> What to produce:
Each record below should be output verbatim, without pictures.

> Data excerpts:
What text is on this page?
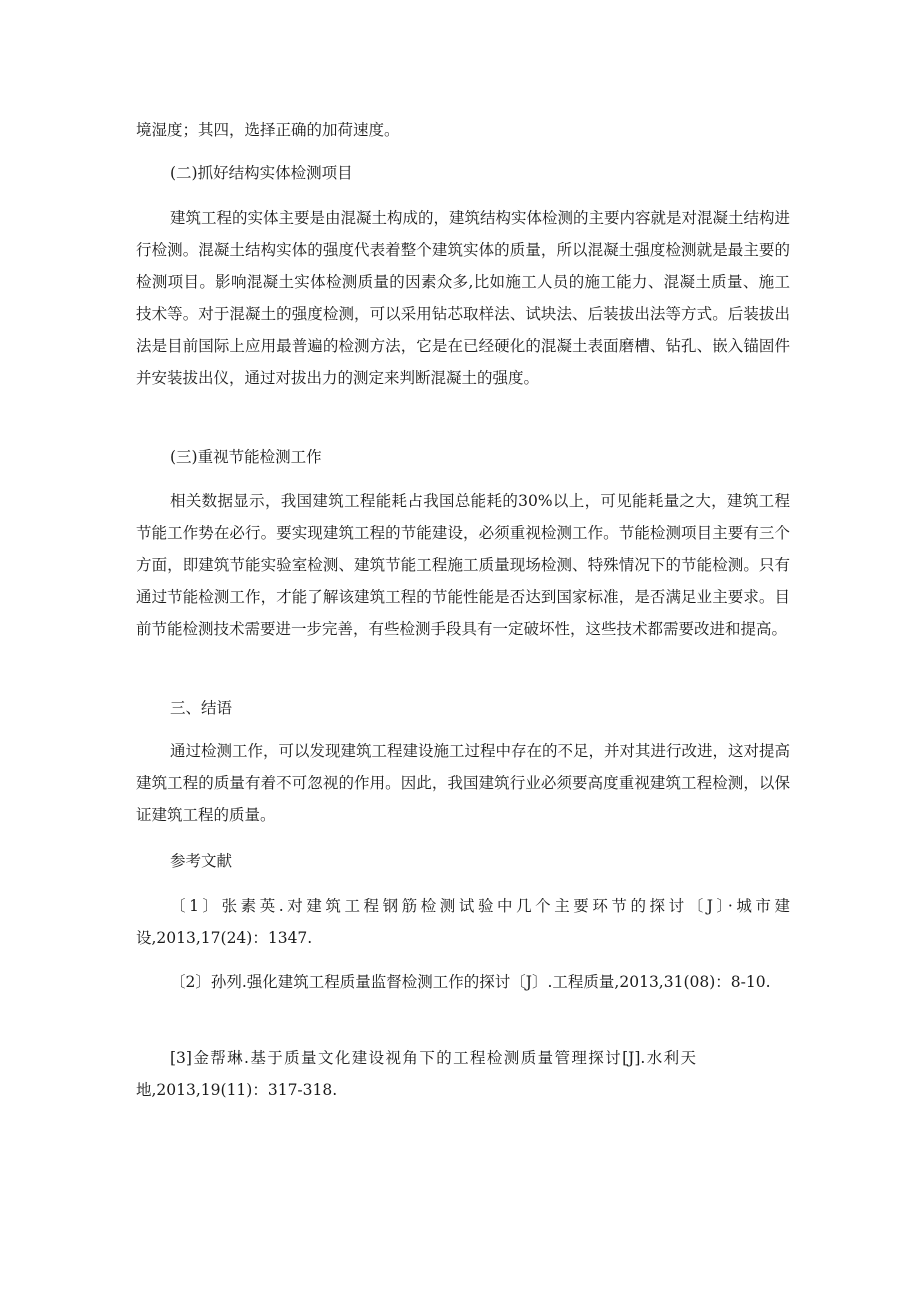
境湿度；其四，选择正确的加荷速度。

(二)抓好结构实体检测项目

建筑工程的实体主要是由混凝土构成的，建筑结构实体检测的主要内容就是对混凝土结构进行检测。混凝土结构实体的强度代表着整个建筑实体的质量，所以混凝土强度检测就是最主要的检测项目。影响混凝土实体检测质量的因素众多,比如施工人员的施工能力、混凝土质量、施工技术等。对于混凝土的强度检测，可以采用钻芯取样法、试块法、后装拔出法等方式。后装拔出法是目前国际上应用最普遍的检测方法，它是在已经硬化的混凝土表面磨槽、钻孔、嵌入锚固件并安装拔出仪，通过对拔出力的测定来判断混凝土的强度。

(三)重视节能检测工作

相关数据显示，我国建筑工程能耗占我国总能耗的30%以上，可见能耗量之大，建筑工程节能工作势在必行。要实现建筑工程的节能建设，必须重视检测工作。节能检测项目主要有三个方面，即建筑节能实验室检测、建筑节能工程施工质量现场检测、特殊情况下的节能检测。只有通过节能检测工作，才能了解该建筑工程的节能性能是否达到国家标准，是否满足业主要求。目前节能检测技术需要进一步完善，有些检测手段具有一定破坏性，这些技术都需要改进和提高。

三、结语

通过检测工作，可以发现建筑工程建设施工过程中存在的不足，并对其进行改进，这对提高建筑工程的质量有着不可忽视的作用。因此，我国建筑行业必须要高度重视建筑工程检测，以保证建筑工程的质量。

参考文献

〔1〕张素英.对建筑工程钢筋检测试验中几个主要环节的探讨〔J〕·城市建设,2013,17(24)：1347.

〔2〕孙列.强化建筑工程质量监督检测工作的探讨〔J〕.工程质量,2013,31(08)：8-10.

[3]金帮琳.基于质量文化建设视角下的工程检测质量管理探讨[J].水利天地,2013,19(11)：317-318.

> Response for this exercise:
What text is on this page?
境湿度；其四，选择正确的加荷速度。

(二)抓好结构实体检测项目

建筑工程的实体主要是由混凝土构成的，建筑结构实体检测的主要内容就是对混凝土结构进行检测。混凝土结构实体的强度代表着整个建筑实体的质量，所以混凝土强度检测就是最主要的检测项目。影响混凝土实体检测质量的因素众多,比如施工人员的施工能力、混凝土质量、施工技术等。对于混凝土的强度检测，可以采用钻芯取样法、试块法、后装拔出法等方式。后装拔出法是目前国际上应用最普遍的检测方法，它是在已经硬化的混凝土表面磨槽、钻孔、嵌入锚固件并安装拔出仪，通过对拔出力的测定来判断混凝土的强度。

(三)重视节能检测工作

相关数据显示，我国建筑工程能耗占我国总能耗的30%以上，可见能耗量之大，建筑工程节能工作势在必行。要实现建筑工程的节能建设，必须重视检测工作。节能检测项目主要有三个方面，即建筑节能实验室检测、建筑节能工程施工质量现场检测、特殊情况下的节能检测。只有通过节能检测工作，才能了解该建筑工程的节能性能是否达到国家标准，是否满足业主要求。目前节能检测技术需要进一步完善，有些检测手段具有一定破坏性，这些技术都需要改进和提高。

三、结语

通过检测工作，可以发现建筑工程建设施工过程中存在的不足，并对其进行改进，这对提高建筑工程的质量有着不可忽视的作用。因此，我国建筑行业必须要高度重视建筑工程检测，以保证建筑工程的质量。

参考文献

〔1〕张素英.对建筑工程钢筋检测试验中几个主要环节的探讨〔J〕·城市建设,2013,17(24)：1347.

〔2〕孙列.强化建筑工程质量监督检测工作的探讨〔J〕.工程质量,2013,31(08)：8-10.

[3]金帮琳.基于质量文化建设视角下的工程检测质量管理探讨[J].水利天地,2013,19(11)：317-318.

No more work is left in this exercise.